— BEGIN Provided records —

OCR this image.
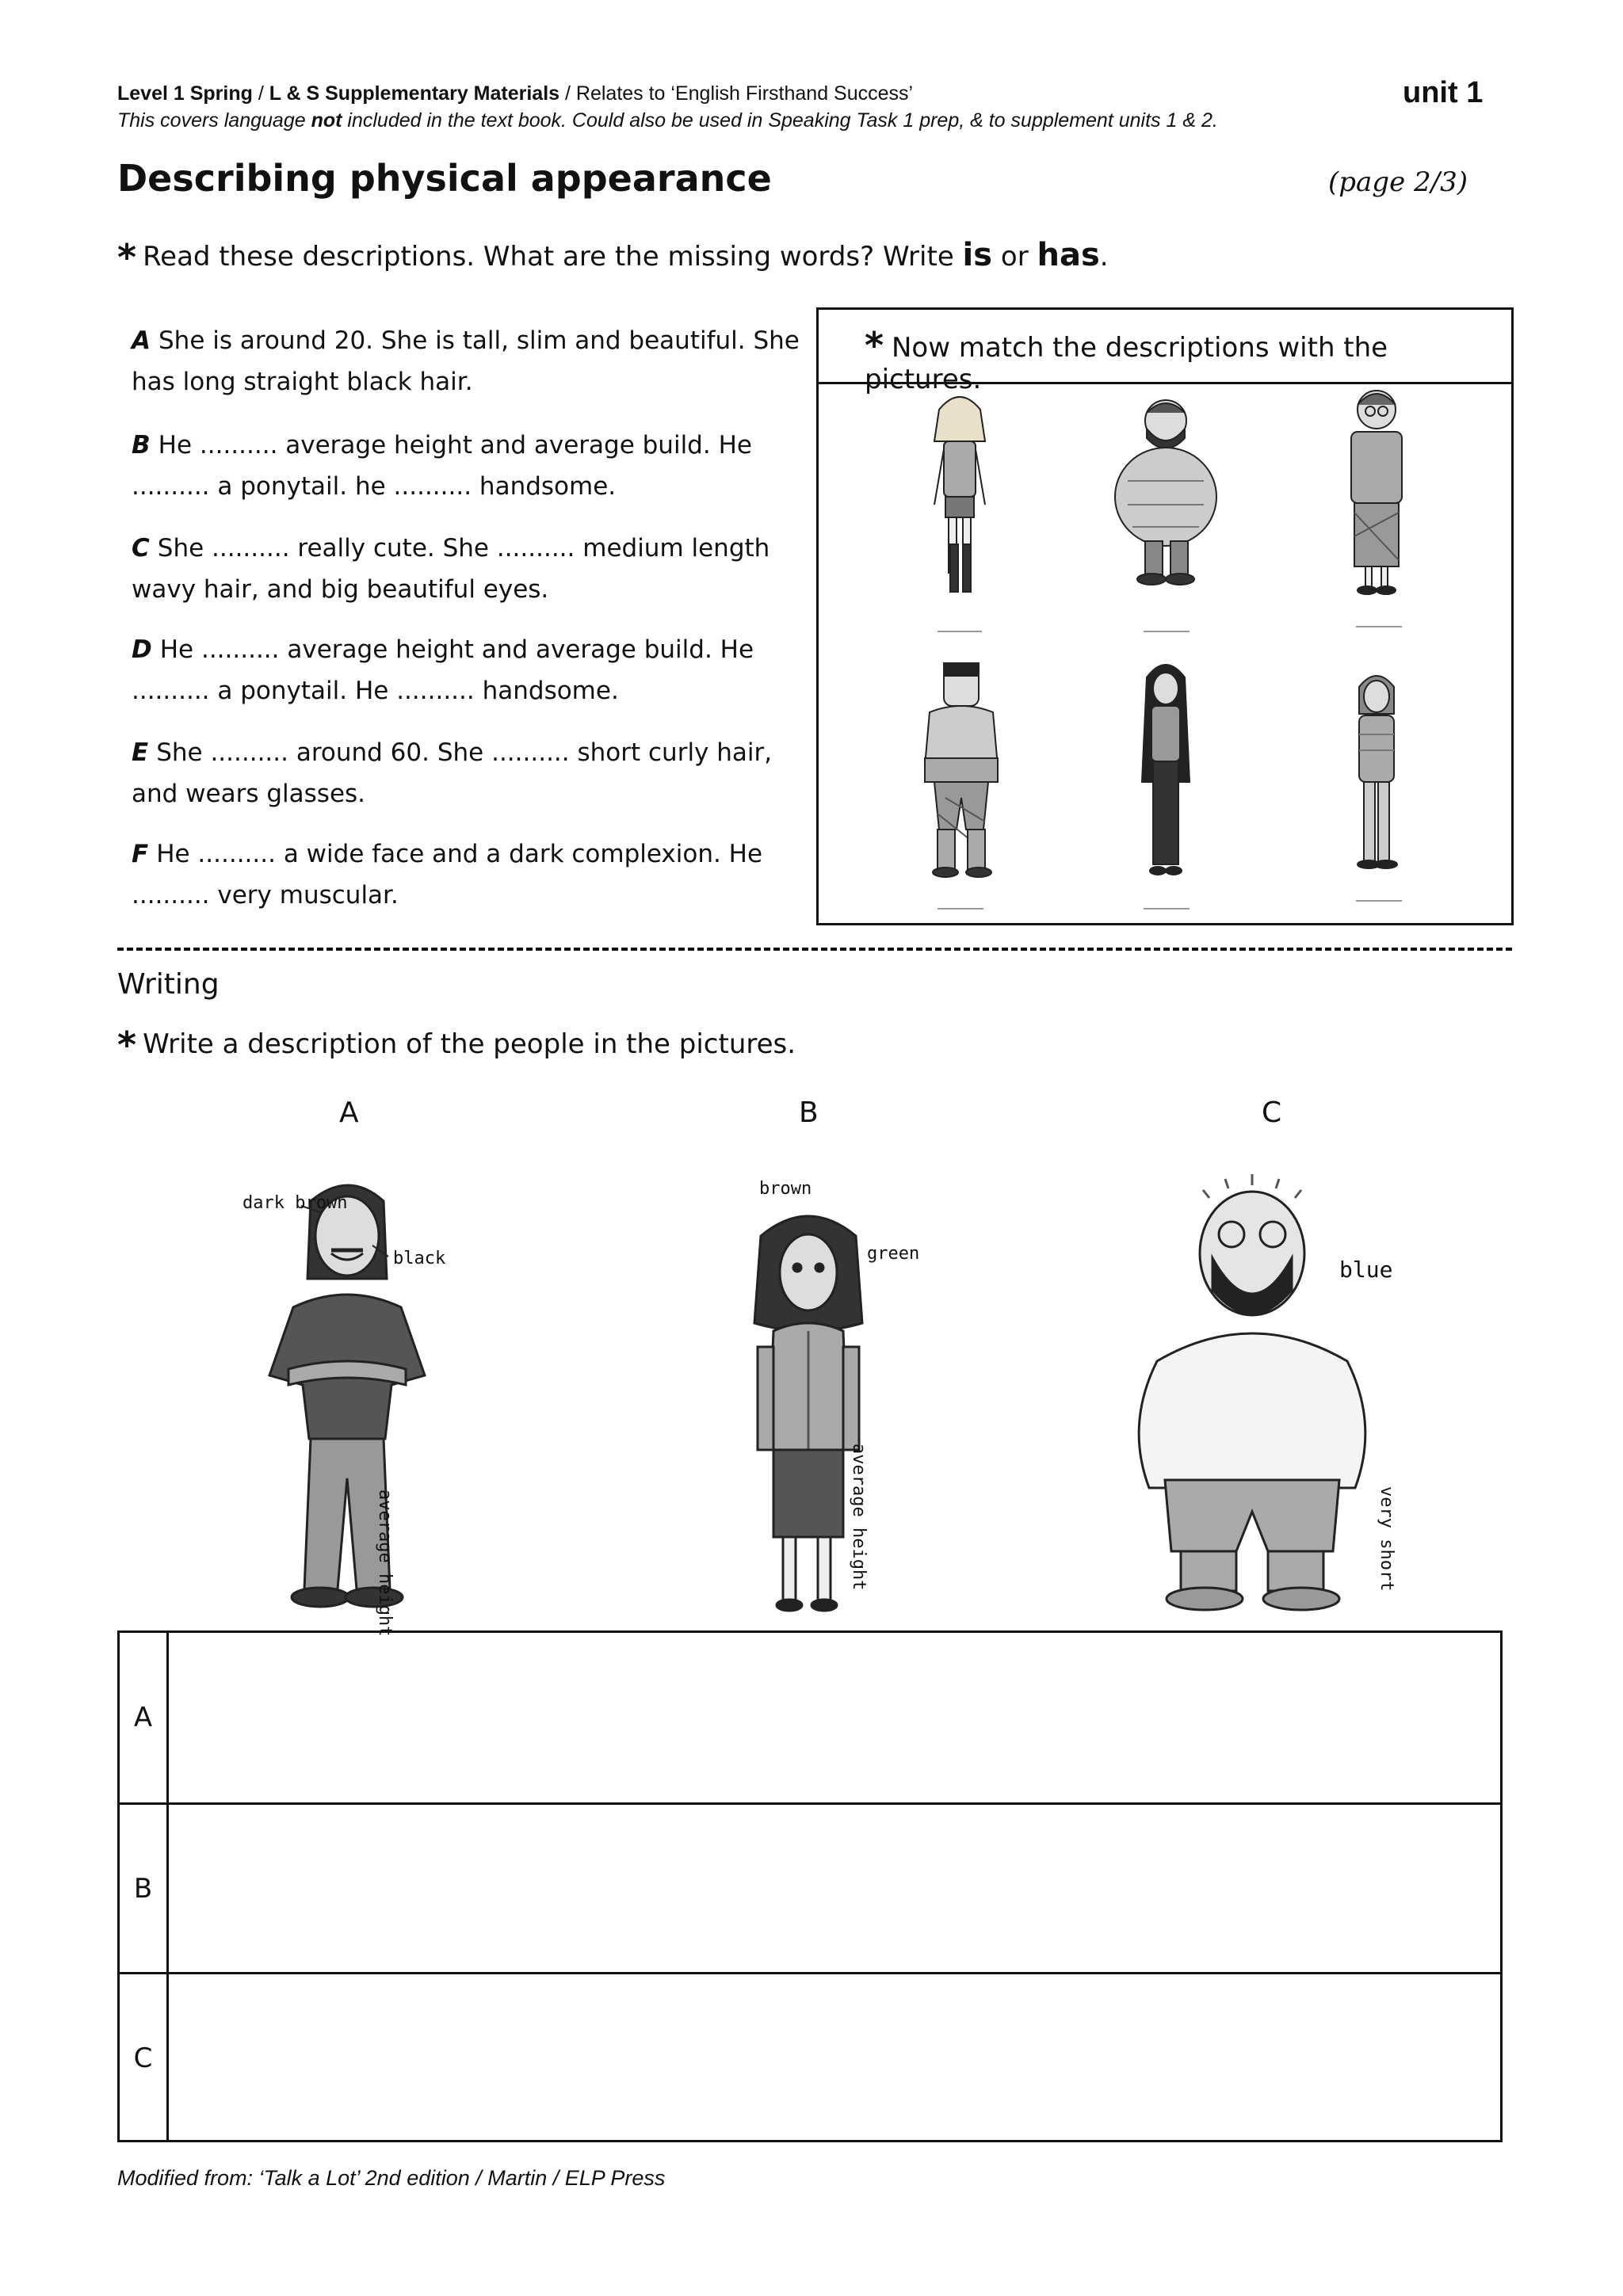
Level 1 Spring / L & S Supplementary Materials / Relates to ‘English Firsthand Success’
This covers language not included in the text book. Could also be used in Speaking Task 1 prep, & to supplement units 1 & 2.
unit 1
Describing physical appearance	(page 2/3)
* Read these descriptions. What are the missing words? Write is or has.
A She is around 20. She is tall, slim and beautiful. She has long straight black hair.
B He .......... average height and average build. He .......... a ponytail. he .......... handsome.
C She .......... really cute. She .......... medium length wavy hair, and big beautiful eyes.
D He .......... average height and average build. He .......... a ponytail. He .......... handsome.
E She .......... around 60. She .......... short curly hair, and wears glasses.
F He .......... a wide face and a dark complexion. He .......... very muscular.
* Now match the descriptions with the pictures.
Writing
* Write a description of the people in the pictures.
A	B	C
dark brown
black
average height
brown
green
average height
blue
very short
A
B
C
Modified from: ‘Talk a Lot’ 2nd edition / Martin / ELP Press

— END Provided records —

#### Brief:
Exclude the images, then output the data above word for word.

#### The solution:
OCR this image.
Level 1 Spring / L & S Supplementary Materials / Relates to ‘English Firsthand Success’
This covers language not included in the text book. Could also be used in Speaking Task 1 prep, & to supplement units 1 & 2.
unit 1
Describing physical appearance	(page 2/3)
* Read these descriptions. What are the missing words? Write is or has.
A She is around 20. She is tall, slim and beautiful. She has long straight black hair.
B He .......... average height and average build. He .......... a ponytail. he .......... handsome.
C She .......... really cute. She .......... medium length wavy hair, and big beautiful eyes.
D He .......... average height and average build. He .......... a ponytail. He .......... handsome.
E She .......... around 60. She .......... short curly hair, and wears glasses.
F He .......... a wide face and a dark complexion. He .......... very muscular.
* Now match the descriptions with the pictures.
Writing
* Write a description of the people in the pictures.
A	B	C
dark brown
black
average height
brown
green
average height
blue
very short
A
B
C
Modified from: ‘Talk a Lot’ 2nd edition / Martin / ELP Press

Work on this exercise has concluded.